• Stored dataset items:
* BEGIN *

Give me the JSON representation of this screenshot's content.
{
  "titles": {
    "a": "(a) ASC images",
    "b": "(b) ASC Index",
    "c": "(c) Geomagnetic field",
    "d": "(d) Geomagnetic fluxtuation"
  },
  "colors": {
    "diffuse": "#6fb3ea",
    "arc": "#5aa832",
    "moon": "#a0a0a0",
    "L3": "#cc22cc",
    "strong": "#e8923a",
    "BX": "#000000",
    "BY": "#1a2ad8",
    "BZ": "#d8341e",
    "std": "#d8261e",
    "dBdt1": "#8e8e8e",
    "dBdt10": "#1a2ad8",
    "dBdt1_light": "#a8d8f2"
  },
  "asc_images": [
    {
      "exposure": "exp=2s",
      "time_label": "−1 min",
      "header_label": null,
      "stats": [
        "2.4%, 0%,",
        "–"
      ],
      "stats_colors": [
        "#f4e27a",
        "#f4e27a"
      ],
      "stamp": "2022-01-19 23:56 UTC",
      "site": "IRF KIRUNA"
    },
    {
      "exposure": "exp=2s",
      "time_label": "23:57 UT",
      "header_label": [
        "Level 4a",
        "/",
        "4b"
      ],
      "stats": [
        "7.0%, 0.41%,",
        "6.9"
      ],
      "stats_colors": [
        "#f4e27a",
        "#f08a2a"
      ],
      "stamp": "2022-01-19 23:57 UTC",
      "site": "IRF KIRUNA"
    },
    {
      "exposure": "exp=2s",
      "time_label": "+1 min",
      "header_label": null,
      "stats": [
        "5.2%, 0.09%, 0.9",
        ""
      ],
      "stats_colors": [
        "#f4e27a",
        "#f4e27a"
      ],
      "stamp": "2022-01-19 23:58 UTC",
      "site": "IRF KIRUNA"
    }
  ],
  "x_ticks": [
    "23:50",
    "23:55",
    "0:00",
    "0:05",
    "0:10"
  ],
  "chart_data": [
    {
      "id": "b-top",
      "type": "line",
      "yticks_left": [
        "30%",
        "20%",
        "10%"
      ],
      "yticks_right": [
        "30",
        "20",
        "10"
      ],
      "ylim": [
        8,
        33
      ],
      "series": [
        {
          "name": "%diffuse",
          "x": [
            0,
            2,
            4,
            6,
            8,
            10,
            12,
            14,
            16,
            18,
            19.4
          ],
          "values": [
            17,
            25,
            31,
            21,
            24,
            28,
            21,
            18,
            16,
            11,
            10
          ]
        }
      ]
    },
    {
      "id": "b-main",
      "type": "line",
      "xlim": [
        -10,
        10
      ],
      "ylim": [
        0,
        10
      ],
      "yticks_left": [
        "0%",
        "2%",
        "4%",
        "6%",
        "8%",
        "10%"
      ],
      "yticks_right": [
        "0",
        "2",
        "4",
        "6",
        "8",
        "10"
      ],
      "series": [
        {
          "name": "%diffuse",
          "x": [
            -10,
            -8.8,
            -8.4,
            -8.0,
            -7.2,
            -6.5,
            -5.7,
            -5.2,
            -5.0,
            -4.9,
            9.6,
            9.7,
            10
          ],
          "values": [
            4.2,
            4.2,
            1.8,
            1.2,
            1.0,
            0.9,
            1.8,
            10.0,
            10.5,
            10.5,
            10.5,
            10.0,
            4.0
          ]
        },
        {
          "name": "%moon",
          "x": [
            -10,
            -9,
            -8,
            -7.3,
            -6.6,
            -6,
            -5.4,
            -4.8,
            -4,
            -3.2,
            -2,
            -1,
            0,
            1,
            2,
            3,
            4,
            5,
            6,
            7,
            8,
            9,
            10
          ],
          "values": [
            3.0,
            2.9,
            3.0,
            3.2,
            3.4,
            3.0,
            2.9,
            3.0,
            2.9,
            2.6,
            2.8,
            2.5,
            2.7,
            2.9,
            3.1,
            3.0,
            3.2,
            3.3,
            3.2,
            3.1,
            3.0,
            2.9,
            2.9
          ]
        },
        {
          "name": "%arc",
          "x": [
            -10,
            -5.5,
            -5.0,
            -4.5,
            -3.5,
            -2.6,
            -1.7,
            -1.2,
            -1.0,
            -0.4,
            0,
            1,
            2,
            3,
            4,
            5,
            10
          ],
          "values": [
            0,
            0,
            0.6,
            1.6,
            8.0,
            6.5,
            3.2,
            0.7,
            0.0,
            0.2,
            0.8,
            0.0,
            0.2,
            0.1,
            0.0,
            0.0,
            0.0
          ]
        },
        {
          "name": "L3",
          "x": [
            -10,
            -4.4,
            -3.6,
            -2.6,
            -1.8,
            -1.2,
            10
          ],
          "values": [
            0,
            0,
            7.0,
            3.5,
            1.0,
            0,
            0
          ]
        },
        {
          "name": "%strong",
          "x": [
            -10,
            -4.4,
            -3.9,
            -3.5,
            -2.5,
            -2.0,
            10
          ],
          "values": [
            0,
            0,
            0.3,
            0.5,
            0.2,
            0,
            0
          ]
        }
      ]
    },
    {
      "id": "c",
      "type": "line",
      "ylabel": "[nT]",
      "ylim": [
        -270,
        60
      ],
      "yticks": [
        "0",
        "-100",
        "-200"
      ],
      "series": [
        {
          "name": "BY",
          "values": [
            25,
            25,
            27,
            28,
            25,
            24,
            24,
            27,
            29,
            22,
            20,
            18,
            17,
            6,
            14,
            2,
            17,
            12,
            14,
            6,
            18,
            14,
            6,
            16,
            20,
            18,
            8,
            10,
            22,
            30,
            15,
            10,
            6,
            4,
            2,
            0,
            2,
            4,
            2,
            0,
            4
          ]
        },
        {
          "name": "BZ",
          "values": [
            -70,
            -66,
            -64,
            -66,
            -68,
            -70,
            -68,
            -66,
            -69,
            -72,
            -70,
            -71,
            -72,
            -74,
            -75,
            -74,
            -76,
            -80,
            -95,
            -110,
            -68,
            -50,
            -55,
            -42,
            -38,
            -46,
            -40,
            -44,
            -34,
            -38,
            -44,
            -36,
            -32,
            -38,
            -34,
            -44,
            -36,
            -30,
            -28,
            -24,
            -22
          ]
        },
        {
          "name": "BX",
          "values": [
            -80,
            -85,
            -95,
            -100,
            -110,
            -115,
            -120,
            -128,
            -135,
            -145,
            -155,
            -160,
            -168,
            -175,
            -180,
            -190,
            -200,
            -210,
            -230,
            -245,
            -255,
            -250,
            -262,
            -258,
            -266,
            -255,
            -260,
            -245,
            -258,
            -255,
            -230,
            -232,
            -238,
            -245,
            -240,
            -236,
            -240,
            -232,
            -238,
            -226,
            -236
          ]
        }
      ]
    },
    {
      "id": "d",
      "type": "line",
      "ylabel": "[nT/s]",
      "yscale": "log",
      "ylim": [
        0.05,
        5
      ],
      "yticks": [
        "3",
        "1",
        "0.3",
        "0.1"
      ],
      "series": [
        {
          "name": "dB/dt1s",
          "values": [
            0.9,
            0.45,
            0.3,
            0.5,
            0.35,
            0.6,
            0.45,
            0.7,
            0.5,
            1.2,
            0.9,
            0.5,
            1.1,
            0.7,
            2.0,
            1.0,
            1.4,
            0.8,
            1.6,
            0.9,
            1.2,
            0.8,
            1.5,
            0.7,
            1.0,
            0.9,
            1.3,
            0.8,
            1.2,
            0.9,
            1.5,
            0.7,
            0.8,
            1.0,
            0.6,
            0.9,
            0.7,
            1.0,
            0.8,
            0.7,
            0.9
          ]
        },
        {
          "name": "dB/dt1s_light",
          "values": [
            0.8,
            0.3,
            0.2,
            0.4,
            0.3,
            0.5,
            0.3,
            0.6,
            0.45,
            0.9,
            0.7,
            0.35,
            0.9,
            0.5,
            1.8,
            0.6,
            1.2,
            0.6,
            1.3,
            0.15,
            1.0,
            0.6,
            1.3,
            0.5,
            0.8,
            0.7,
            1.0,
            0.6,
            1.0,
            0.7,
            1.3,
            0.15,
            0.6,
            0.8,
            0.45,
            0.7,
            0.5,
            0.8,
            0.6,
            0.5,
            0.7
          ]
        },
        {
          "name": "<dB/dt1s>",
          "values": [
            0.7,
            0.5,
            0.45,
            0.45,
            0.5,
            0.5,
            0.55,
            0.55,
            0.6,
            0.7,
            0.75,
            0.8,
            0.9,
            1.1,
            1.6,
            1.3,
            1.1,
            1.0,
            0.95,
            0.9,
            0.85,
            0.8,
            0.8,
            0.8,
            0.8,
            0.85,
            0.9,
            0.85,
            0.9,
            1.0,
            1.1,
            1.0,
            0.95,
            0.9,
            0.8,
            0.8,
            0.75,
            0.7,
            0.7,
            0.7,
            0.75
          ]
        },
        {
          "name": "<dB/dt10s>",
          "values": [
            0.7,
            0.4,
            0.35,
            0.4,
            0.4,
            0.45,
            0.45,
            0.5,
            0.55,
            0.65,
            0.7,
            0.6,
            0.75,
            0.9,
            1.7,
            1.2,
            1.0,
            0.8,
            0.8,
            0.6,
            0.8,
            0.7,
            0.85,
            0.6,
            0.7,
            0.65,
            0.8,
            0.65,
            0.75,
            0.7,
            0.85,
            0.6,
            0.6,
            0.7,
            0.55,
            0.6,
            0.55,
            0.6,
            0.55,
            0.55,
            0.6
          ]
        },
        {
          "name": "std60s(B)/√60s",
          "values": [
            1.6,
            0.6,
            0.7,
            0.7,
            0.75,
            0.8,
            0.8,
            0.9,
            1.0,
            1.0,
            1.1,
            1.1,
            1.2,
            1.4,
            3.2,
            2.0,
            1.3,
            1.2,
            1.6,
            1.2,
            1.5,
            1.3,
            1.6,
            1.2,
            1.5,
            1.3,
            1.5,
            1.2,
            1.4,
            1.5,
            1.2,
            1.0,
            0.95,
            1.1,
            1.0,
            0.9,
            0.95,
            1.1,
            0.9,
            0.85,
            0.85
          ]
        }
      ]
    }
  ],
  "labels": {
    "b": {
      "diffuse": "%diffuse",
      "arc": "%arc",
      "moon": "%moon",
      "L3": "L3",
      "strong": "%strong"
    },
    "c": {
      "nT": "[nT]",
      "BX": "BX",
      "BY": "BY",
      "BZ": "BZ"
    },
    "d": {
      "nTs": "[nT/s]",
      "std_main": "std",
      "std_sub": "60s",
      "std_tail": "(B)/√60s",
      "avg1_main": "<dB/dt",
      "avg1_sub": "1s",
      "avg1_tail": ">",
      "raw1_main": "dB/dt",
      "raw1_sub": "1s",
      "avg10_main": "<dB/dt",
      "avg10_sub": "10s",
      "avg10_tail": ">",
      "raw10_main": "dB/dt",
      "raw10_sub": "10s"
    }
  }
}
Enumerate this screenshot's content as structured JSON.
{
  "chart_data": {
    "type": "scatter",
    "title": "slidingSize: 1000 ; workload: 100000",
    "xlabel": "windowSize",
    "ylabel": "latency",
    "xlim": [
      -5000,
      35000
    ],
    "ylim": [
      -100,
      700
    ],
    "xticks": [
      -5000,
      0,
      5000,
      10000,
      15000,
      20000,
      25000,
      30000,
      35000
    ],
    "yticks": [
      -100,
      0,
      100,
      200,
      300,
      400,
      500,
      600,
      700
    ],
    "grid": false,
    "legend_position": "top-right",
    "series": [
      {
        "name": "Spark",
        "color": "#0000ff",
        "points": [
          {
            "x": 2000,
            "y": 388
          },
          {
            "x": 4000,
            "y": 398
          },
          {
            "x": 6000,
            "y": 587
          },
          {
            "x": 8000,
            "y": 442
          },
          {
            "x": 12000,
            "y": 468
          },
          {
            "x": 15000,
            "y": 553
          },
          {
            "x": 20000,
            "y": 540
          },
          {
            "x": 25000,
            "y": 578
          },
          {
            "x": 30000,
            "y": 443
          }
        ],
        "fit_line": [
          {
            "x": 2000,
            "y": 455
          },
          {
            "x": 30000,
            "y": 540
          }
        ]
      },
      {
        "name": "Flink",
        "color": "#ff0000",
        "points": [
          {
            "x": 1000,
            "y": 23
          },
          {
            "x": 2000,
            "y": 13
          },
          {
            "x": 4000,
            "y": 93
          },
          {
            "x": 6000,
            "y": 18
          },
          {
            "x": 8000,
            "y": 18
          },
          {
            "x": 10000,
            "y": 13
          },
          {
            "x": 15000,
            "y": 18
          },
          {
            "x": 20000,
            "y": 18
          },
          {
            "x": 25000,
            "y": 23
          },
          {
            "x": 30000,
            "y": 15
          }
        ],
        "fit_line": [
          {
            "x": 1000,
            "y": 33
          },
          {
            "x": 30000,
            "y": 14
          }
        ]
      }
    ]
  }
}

* END *

• What you will do: For this exercise, gather every line of the data that contains the word "strong".

• Response:
    "strong": "#e8923a",
          "name": "%strong",
      "strong": "%strong"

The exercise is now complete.